■ Kumpulan Tugas
**a)** Tampilkan tanpa perubahan bagian teks tentang hukum sarana, mulai dari "Ayat ini sengaja" dan berakhir pada "pembangunannya adalah diperintahkan.".
**b)** Sajikan baris-baris daftar sebagai tabel Markdown dengan kolom No dan Baris. Mulailah dari baris pertama daftar dan berhentilah pada baris yang memuat "star-point-green [255, 307, 258, 310]", dengan kedua ujungnya disertakan dan baris kosong dilewati.

■ Teks Ekstraksi
Jawabnya : Kita katakan bahwa hal-hal seperti ini sebenarnya bukan bid’ah, melainkan sebagai sarana untuk melaksanakan perintah, sedangkan sarana itu berbeda-beda sesuai tempat dan zamannya. Sebagaimana disebutkan dalam kaedah : “Sarana dihukumi menurut tujuannya”. Maka sarana untuk melaksanakan perintah, hukumnya diperintahkan ; sarana untuk perbuatan yang tidak diperintahkan, hukumnya tidak diperintahkan ; sedang sarana untuk perbuatan haram, hukumnya adalah haram. Untuk itu, suatu kebaikan jika dijadikan sarana untuk kejahatan, akan berubah hukumnya menjadi hal yang buruk dan jahat.
Firman Allah Ta’ala.
وَلَا تَسُبُّوا الَّذِينَ يَدْعُونَ مِنْ دُونِ اللَّهِ فَيَسُبُّوا اللَّهَ عَدْوًا بِغَيْرِ عِلْمٍ
“Dan janganlah kamu memaki sembahan-sembahan yang mereka sembah selain Allah, karena mereka nanti akan memaki Allah dengan melampaui batas tanpa pengetahuan“. [Al-An’aam/6:108].
Padahal menjelek-jelekkan sembahan orang-orang yang musyrik adalah perbuatan hak dan pada tempatnya. Sebaliknya, mejelek-jelekan Rabbul ‘Alamien adalah perbuatan durjana dan tidak pada tempatnya. Namun, karena perbuatan menjelek-jelekkan dan memaki sembahan orang-orang musyrik menyebabkan mereka akan mencaci maki Allah, maka perbuatan tersebut dilarang.
Ayat ini sengaja kami kutip, karena merupakan dalil yang menunjukkan bahwa sarana dihukumi menurut tujuannya. Adanya sekolah-sekolah, karya ilmu pengetahuan dan penyusunan kitab-kitab dan lain sebagainya walaupun hal baru dan tidak ada seperti itu pada zaman Nabi Shallallahu ‘alaihi wa sallam, namun bukan tujuan, tetapi merupakan sarana. Sedangkan sarana dihukumi menurut tujuannya. Jadi seandainya ada seseorang membangun gedung sekolah dengan tujuan untuk pengajaran ilmu yang haram, maka pembangunan tersebut hukumnya adalah haram. Sebaliknya, apabila bertujuan untuk pengajaran ilmu syar’i, maka pembangunannya adalah diperintahkan.

■ Daftar Tersedia

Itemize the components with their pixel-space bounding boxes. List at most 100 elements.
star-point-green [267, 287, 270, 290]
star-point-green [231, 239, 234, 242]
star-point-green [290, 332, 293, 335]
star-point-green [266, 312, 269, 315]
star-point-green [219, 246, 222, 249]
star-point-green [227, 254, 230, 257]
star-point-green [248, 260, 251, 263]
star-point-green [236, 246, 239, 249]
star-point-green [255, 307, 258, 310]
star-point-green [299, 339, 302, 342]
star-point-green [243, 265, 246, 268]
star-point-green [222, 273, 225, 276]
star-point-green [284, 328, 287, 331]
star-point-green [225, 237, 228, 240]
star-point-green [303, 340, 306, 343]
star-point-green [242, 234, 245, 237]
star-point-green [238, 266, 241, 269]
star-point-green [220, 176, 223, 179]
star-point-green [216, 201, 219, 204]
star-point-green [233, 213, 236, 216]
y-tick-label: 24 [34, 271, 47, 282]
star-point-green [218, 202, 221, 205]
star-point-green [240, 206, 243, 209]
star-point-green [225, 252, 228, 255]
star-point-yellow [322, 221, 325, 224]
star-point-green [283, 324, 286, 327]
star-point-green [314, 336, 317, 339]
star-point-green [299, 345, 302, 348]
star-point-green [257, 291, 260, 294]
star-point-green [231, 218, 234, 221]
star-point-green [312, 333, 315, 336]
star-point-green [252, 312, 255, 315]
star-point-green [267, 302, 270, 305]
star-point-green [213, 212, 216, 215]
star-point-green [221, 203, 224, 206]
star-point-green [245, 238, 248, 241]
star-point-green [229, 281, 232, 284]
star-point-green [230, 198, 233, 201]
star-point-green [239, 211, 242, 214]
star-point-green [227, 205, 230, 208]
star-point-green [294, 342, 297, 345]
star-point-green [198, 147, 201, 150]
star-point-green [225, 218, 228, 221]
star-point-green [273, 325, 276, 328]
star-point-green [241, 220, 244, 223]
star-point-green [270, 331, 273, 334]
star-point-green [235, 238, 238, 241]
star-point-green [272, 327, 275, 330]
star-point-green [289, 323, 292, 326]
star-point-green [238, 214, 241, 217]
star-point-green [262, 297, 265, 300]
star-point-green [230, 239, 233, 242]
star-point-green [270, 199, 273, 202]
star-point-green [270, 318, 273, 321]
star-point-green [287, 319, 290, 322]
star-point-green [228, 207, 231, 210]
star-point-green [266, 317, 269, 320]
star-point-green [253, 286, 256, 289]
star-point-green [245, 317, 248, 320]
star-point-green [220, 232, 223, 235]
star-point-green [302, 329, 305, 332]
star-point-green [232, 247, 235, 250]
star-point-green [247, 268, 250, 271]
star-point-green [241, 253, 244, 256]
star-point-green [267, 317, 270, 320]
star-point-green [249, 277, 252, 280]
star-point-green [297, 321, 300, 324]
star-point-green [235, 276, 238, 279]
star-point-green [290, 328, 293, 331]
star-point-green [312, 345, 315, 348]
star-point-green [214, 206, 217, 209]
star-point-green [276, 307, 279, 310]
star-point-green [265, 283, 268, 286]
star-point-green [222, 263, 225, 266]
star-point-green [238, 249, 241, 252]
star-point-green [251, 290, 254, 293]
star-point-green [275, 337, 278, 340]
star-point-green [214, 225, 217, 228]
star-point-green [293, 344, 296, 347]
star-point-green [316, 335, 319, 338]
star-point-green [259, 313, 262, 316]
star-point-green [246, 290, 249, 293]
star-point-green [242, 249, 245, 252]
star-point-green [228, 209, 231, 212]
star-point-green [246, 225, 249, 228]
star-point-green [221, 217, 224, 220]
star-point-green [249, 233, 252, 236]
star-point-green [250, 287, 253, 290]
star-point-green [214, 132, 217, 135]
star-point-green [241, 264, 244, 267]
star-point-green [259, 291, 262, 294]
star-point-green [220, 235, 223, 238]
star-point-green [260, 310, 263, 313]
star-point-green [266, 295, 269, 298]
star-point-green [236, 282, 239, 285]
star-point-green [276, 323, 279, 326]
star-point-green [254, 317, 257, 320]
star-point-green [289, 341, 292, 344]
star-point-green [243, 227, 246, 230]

■ Hasil
**a)**
Ayat ini sengaja kami kutip, karena merupakan dalil yang menunjukkan bahwa sarana dihukumi menurut tujuannya. Adanya sekolah-sekolah, karya ilmu pengetahuan dan penyusunan kitab-kitab dan lain sebagainya walaupun hal baru dan tidak ada seperti itu pada zaman Nabi Shallallahu ‘alaihi wa sallam, namun bukan tujuan, tetapi merupakan sarana. Sedangkan sarana dihukumi menurut tujuannya. Jadi seandainya ada seseorang membangun gedung sekolah dengan tujuan untuk pengajaran ilmu yang haram, maka pembangunan tersebut hukumnya adalah haram. Sebaliknya, apabila bertujuan untuk pengajaran ilmu syar’i, maka pembangunannya adalah diperintahkan.

**b)**
| No | Baris |
|---|---|
| 1 | Itemize the components with their pixel-space bounding boxes. List at most 100 elements. |
| 2 | star-point-green [267, 287, 270, 290] |
| 3 | star-point-green [231, 239, 234, 242] |
| 4 | star-point-green [290, 332, 293, 335] |
| 5 | star-point-green [266, 312, 269, 315] |
| 6 | star-point-green [219, 246, 222, 249] |
| 7 | star-point-green [227, 254, 230, 257] |
| 8 | star-point-green [248, 260, 251, 263] |
| 9 | star-point-green [236, 246, 239, 249] |
| 10 | star-point-green [255, 307, 258, 310] |